— Record set —

* Begin *

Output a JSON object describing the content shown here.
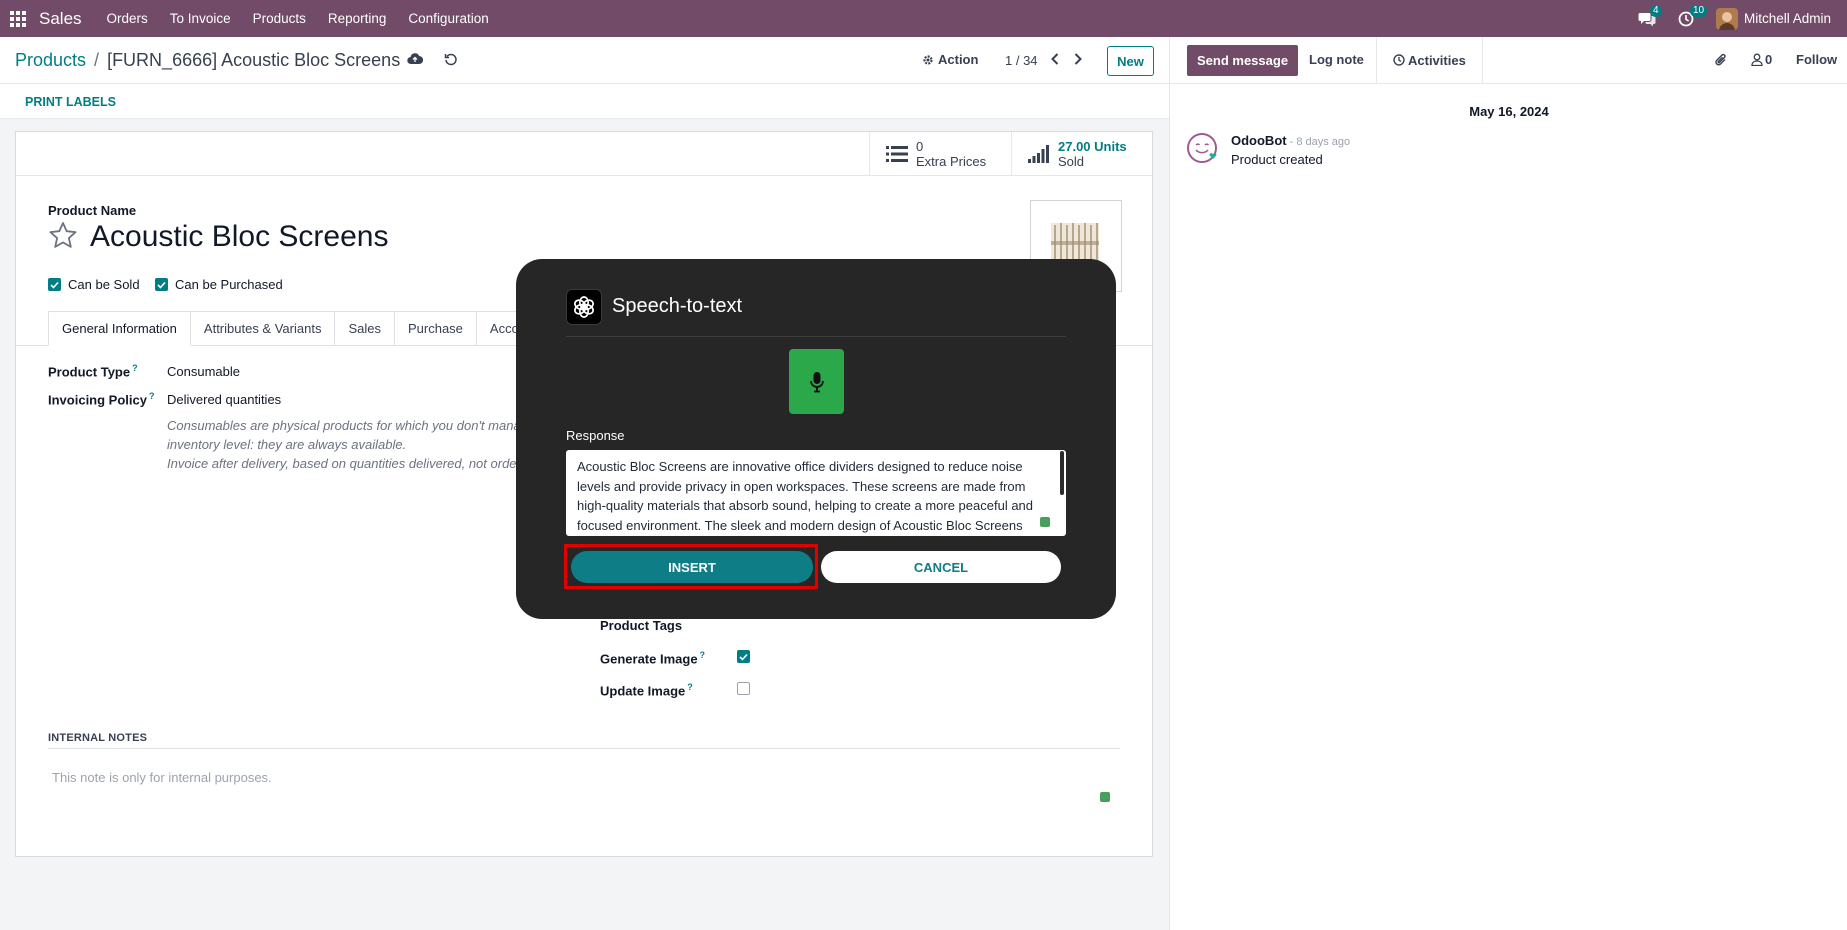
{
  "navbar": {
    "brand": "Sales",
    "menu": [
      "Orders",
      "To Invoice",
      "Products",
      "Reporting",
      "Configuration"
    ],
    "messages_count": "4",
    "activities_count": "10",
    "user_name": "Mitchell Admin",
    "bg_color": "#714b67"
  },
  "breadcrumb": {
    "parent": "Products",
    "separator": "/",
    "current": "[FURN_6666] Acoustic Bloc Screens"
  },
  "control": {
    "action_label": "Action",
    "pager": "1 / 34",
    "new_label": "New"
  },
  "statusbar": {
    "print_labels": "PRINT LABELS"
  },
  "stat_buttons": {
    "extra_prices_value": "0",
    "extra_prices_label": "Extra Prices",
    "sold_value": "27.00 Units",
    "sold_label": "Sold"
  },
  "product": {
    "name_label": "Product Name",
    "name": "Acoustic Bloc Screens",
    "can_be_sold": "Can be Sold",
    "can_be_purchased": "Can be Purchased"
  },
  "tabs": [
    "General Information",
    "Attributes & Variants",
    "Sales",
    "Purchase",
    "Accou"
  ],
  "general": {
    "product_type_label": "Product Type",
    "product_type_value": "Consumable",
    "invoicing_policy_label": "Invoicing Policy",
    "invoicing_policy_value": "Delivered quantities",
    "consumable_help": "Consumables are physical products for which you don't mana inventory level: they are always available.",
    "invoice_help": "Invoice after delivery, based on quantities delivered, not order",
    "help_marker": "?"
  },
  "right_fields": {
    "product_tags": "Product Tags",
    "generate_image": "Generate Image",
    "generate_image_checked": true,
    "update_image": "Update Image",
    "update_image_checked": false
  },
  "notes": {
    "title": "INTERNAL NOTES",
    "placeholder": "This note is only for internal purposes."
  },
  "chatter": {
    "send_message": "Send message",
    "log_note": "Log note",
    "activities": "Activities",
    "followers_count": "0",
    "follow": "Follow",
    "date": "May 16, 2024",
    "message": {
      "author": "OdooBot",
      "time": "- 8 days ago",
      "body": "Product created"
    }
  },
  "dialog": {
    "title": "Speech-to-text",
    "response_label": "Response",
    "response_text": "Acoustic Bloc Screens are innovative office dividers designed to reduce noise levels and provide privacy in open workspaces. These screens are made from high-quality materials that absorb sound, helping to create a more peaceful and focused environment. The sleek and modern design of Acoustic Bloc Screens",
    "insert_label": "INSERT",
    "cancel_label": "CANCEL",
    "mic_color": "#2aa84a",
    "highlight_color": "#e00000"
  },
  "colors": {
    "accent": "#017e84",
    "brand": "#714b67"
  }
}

* End *

— Directions —
Leave out the pictures and transcribe the entries above exactly.

— Exercise result —
Output a JSON object describing the content shown here.
{
  "navbar": {
    "brand": "Sales",
    "menu": [
      "Orders",
      "To Invoice",
      "Products",
      "Reporting",
      "Configuration"
    ],
    "messages_count": "4",
    "activities_count": "10",
    "user_name": "Mitchell Admin",
    "bg_color": "#714b67"
  },
  "breadcrumb": {
    "parent": "Products",
    "separator": "/",
    "current": "[FURN_6666] Acoustic Bloc Screens"
  },
  "control": {
    "action_label": "Action",
    "pager": "1 / 34",
    "new_label": "New"
  },
  "statusbar": {
    "print_labels": "PRINT LABELS"
  },
  "stat_buttons": {
    "extra_prices_value": "0",
    "extra_prices_label": "Extra Prices",
    "sold_value": "27.00 Units",
    "sold_label": "Sold"
  },
  "product": {
    "name_label": "Product Name",
    "name": "Acoustic Bloc Screens",
    "can_be_sold": "Can be Sold",
    "can_be_purchased": "Can be Purchased"
  },
  "tabs": [
    "General Information",
    "Attributes & Variants",
    "Sales",
    "Purchase",
    "Accou"
  ],
  "general": {
    "product_type_label": "Product Type",
    "product_type_value": "Consumable",
    "invoicing_policy_label": "Invoicing Policy",
    "invoicing_policy_value": "Delivered quantities",
    "consumable_help": "Consumables are physical products for which you don't mana inventory level: they are always available.",
    "invoice_help": "Invoice after delivery, based on quantities delivered, not order",
    "help_marker": "?"
  },
  "right_fields": {
    "product_tags": "Product Tags",
    "generate_image": "Generate Image",
    "generate_image_checked": true,
    "update_image": "Update Image",
    "update_image_checked": false
  },
  "notes": {
    "title": "INTERNAL NOTES",
    "placeholder": "This note is only for internal purposes."
  },
  "chatter": {
    "send_message": "Send message",
    "log_note": "Log note",
    "activities": "Activities",
    "followers_count": "0",
    "follow": "Follow",
    "date": "May 16, 2024",
    "message": {
      "author": "OdooBot",
      "time": "- 8 days ago",
      "body": "Product created"
    }
  },
  "dialog": {
    "title": "Speech-to-text",
    "response_label": "Response",
    "response_text": "Acoustic Bloc Screens are innovative office dividers designed to reduce noise levels and provide privacy in open workspaces. These screens are made from high-quality materials that absorb sound, helping to create a more peaceful and focused environment. The sleek and modern design of Acoustic Bloc Screens",
    "insert_label": "INSERT",
    "cancel_label": "CANCEL",
    "mic_color": "#2aa84a",
    "highlight_color": "#e00000"
  },
  "colors": {
    "accent": "#017e84",
    "brand": "#714b67"
  }
}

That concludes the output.